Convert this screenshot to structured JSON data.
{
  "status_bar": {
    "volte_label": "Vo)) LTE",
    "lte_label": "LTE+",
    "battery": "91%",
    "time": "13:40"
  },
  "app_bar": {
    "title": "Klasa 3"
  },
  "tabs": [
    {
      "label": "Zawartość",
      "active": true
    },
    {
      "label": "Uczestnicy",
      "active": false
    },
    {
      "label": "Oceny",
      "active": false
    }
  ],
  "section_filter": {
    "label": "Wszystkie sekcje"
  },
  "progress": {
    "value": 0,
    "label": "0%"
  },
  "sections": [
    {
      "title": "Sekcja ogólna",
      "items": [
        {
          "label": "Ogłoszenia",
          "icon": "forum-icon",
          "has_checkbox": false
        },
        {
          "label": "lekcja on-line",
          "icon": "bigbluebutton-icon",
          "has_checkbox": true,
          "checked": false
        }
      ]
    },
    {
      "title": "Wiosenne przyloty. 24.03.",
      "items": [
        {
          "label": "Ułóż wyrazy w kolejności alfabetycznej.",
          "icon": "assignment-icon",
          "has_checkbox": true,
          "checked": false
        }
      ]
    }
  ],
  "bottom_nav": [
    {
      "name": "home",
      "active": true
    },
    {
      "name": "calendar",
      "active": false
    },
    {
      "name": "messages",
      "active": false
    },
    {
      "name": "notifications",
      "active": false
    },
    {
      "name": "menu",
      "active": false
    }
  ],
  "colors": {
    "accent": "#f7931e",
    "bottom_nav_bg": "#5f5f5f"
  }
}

* * *

_Exercise prompt_. Reproduce the material in full, with no word added or dropped.

_Output of the task_.
Convert this screenshot to structured JSON data.
{
  "status_bar": {
    "volte_label": "Vo)) LTE",
    "lte_label": "LTE+",
    "battery": "91%",
    "time": "13:40"
  },
  "app_bar": {
    "title": "Klasa 3"
  },
  "tabs": [
    {
      "label": "Zawartość",
      "active": true
    },
    {
      "label": "Uczestnicy",
      "active": false
    },
    {
      "label": "Oceny",
      "active": false
    }
  ],
  "section_filter": {
    "label": "Wszystkie sekcje"
  },
  "progress": {
    "value": 0,
    "label": "0%"
  },
  "sections": [
    {
      "title": "Sekcja ogólna",
      "items": [
        {
          "label": "Ogłoszenia",
          "icon": "forum-icon",
          "has_checkbox": false
        },
        {
          "label": "lekcja on-line",
          "icon": "bigbluebutton-icon",
          "has_checkbox": true,
          "checked": false
        }
      ]
    },
    {
      "title": "Wiosenne przyloty. 24.03.",
      "items": [
        {
          "label": "Ułóż wyrazy w kolejności alfabetycznej.",
          "icon": "assignment-icon",
          "has_checkbox": true,
          "checked": false
        }
      ]
    }
  ],
  "bottom_nav": [
    {
      "name": "home",
      "active": true
    },
    {
      "name": "calendar",
      "active": false
    },
    {
      "name": "messages",
      "active": false
    },
    {
      "name": "notifications",
      "active": false
    },
    {
      "name": "menu",
      "active": false
    }
  ],
  "colors": {
    "accent": "#f7931e",
    "bottom_nav_bg": "#5f5f5f"
  }
}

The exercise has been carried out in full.